What are your current projects?

I am currently working on book 2 of my Dark Fantasy Zombie Apocalypse trilogy, HUNGRY GODS. Book 2 is titled DEATH’S REACH, and I am hoping to have it out early November.

What do you plan for the future?

I have several horror novels that I’m dabbling at, which could see the light of day before 2013 comes to an end (wishful thinking happening there). I really enjoyed writing SPILLING BLOOD as a serial, and if I can get away with it, I’m going to write more of them. All I’m really planning is to keep on writing, and when something’s done, release it to the public.

How can we find you? Website, Facebook, Twitter, blog, etc.?

I am everywhere!

What genre do you write in and why?

I write Science Fiction, Fantasy, and Horror, throw in Suspense/Thriller and Action/Adventure generously, and mix it all together. A huge advantage to writing for myself and not a publisher is that I can write whatever I want, and I do. There’s plenty of advice out there saying not to spread yourself out like this, but I have no interest in ever writing one thing. If I want to write a story bad enough, I’m not going to ignore it because it’s outside of my main genre. 

Tell us about the current book you’re promoting.

BROKEN THINGS is about a future where children are androids in a world where adults are immortal. Despite being robots, they are just as real as their owners. But what happens when they break? BROKEN THINGS follows a broken kid thrown away, while he navigates a treacherous and unforgiving world, as he tries to find his way home.

What gave you the idea for this particular book?

As a parent, I’m constantly critiquing how I’m doing raising my kids, if I’m giving them enough attention, if I’m seeing to their development, and a thousand other worries. What if you took these worries away? What kind of world does that leave for the children? Those questions helped formulate the setting and plot for BROKEN THINGS.

How long does it take to write a book, and what is your process?

BROKEN THINGS took around two years to write. DEATH STORM took three months. SPILLING BLOOD Season 1 took a month. I write more often, I write a lot, and the books start coming faster.

What advice would you give a new writer starting out?

It’s easy to get lost in revising while you write, and doubting your ability. There are tools that will make your writing sooooo much easier. (1). Outline. Know your story, if only where you want it to go. (2). Learn story structure. It will flesh out your outline and make your story stronger. (3). Set your word count goal – 1000 to 2000 words a day is doable. (4). Finish that first draft! Write! (5). Always study your craft to become a better writer.


What do you do when you’re not writing?

When I’m not writing, my time goes to my family. If my family doesn’t want to spend time with me, I’m probably trying to play guitar.

What has been your favorite part of being an author? What has been your least favorite?

I’ve always wanted to be an author. How cool is it to be able to live the dream? The least favorite part of being an author? Paper cuts.

■ Written exercise 1 ■
Change "data-point" to "point-marker" wherever it appears in the rows, leaving everything else unchanged. Give back everything from the start of the rows down to and including the line containing "514, 275, 524]".

■ Rows from a layout dataset ■

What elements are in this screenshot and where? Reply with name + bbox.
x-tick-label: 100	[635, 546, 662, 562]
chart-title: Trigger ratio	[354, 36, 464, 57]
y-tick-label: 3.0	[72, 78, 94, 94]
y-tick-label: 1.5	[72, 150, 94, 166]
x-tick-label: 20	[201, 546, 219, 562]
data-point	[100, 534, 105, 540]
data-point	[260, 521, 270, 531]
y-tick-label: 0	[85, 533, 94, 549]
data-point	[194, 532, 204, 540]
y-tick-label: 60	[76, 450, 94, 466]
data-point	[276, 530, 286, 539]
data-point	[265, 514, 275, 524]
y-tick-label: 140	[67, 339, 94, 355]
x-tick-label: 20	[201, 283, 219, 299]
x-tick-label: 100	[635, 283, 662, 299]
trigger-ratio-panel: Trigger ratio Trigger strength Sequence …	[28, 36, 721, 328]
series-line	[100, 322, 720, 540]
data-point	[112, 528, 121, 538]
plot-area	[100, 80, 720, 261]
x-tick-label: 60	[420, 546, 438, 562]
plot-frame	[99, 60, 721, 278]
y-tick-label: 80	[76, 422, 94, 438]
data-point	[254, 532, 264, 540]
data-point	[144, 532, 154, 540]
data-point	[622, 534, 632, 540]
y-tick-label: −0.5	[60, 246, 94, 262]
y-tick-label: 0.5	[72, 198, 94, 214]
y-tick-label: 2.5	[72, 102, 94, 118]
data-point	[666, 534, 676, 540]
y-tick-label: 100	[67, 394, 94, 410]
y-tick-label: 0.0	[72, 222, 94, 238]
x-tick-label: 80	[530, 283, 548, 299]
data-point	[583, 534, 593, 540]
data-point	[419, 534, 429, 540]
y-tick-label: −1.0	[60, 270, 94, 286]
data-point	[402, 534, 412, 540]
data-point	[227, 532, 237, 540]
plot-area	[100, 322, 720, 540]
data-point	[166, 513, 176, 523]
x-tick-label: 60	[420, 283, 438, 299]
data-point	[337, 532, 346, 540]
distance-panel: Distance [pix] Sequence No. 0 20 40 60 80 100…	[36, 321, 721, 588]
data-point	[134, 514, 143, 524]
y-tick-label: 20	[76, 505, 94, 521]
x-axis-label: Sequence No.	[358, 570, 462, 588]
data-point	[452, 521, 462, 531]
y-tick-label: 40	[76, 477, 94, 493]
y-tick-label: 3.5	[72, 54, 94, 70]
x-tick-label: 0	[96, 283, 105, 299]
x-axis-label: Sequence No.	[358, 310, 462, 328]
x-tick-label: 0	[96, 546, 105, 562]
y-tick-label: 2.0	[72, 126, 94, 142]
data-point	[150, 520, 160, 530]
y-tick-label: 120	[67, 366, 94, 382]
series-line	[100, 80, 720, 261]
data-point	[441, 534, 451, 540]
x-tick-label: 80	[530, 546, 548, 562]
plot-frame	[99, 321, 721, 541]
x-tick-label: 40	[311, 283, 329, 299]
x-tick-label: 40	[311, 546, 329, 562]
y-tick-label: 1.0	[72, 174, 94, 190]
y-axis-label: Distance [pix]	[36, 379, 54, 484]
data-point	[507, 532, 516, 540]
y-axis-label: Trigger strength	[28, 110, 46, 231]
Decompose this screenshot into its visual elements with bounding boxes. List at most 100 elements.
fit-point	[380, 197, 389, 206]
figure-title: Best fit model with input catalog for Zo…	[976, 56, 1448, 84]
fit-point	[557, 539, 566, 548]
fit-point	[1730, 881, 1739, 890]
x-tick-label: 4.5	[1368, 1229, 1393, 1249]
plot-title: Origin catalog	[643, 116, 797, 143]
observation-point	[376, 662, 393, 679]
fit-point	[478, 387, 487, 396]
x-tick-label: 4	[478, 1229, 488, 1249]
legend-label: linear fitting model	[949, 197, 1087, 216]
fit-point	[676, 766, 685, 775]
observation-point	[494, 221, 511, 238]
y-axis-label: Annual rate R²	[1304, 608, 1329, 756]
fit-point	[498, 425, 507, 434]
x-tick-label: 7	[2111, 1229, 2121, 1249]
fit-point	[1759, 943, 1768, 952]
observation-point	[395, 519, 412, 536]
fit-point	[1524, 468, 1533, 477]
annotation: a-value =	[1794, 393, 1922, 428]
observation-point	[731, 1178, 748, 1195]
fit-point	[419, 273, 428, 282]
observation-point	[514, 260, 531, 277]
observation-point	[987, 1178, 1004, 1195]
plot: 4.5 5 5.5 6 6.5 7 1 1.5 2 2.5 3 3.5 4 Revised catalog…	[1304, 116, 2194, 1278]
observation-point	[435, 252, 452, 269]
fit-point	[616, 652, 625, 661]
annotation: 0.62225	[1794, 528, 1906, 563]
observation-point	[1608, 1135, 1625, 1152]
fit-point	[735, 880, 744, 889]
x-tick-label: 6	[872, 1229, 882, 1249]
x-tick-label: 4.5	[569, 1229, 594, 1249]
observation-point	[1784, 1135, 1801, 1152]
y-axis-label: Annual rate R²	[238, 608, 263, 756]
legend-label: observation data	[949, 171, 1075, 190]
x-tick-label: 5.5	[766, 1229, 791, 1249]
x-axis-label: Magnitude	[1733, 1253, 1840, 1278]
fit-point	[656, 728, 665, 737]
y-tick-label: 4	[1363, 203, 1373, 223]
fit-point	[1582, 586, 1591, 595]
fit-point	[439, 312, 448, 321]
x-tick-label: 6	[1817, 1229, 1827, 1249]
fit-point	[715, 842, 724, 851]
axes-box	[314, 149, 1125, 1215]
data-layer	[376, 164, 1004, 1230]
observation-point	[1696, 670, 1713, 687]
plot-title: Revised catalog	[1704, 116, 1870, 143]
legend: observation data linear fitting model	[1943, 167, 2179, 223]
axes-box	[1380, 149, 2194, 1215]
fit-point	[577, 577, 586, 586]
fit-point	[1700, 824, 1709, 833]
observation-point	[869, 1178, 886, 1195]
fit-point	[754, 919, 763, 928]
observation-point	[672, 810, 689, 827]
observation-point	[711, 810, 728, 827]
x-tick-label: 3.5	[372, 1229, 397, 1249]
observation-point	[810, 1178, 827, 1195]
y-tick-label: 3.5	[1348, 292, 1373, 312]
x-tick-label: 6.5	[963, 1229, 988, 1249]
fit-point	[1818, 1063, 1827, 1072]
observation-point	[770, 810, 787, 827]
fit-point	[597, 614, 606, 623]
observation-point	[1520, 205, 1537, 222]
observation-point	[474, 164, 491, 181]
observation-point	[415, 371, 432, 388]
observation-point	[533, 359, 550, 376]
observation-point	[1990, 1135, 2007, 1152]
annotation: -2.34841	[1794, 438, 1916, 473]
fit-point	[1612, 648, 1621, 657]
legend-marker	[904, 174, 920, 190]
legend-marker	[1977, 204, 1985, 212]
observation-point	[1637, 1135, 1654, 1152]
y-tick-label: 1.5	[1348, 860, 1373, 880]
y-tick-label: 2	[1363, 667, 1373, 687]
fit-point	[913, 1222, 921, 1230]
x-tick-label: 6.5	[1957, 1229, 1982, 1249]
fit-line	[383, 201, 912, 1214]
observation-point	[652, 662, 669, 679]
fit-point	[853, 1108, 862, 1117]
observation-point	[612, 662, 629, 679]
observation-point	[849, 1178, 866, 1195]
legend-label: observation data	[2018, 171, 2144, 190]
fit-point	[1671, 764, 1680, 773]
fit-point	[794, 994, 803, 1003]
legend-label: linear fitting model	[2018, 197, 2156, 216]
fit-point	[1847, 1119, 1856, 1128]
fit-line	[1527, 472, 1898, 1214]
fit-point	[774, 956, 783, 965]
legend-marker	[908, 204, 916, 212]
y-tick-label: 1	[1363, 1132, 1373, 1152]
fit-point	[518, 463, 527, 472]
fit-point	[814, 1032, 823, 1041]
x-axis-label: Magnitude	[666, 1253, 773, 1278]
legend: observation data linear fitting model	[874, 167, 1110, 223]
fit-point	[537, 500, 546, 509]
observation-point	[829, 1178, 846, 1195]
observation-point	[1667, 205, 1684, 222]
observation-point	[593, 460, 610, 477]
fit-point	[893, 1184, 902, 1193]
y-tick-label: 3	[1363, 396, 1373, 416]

■ Written exercise 2 ■
In the author interview, rewrite the paragraph beginning "It's easy to get lost in revising" as a short list that keeps its main points.

■ Exercise response 1 ■
What elements are in this screenshot and where? Reply with name + bbox.
x-tick-label: 100	[635, 546, 662, 562]
chart-title: Trigger ratio	[354, 36, 464, 57]
y-tick-label: 3.0	[72, 78, 94, 94]
y-tick-label: 1.5	[72, 150, 94, 166]
x-tick-label: 20	[201, 546, 219, 562]
point-marker	[100, 534, 105, 540]
point-marker	[260, 521, 270, 531]
y-tick-label: 0	[85, 533, 94, 549]
point-marker	[194, 532, 204, 540]
y-tick-label: 60	[76, 450, 94, 466]
point-marker	[276, 530, 286, 539]
point-marker	[265, 514, 275, 524]

■ Exercise response 2 ■
Getting lost in revision and self-doubt is easy, but some tools make writing much easier:
- Outline, and know where your story is going.
- Learn story structure to flesh out the outline and strengthen the story.
- Set a daily word count goal; 1,000 to 2,000 words is doable.
- Finish the first draft.
- Keep studying your craft.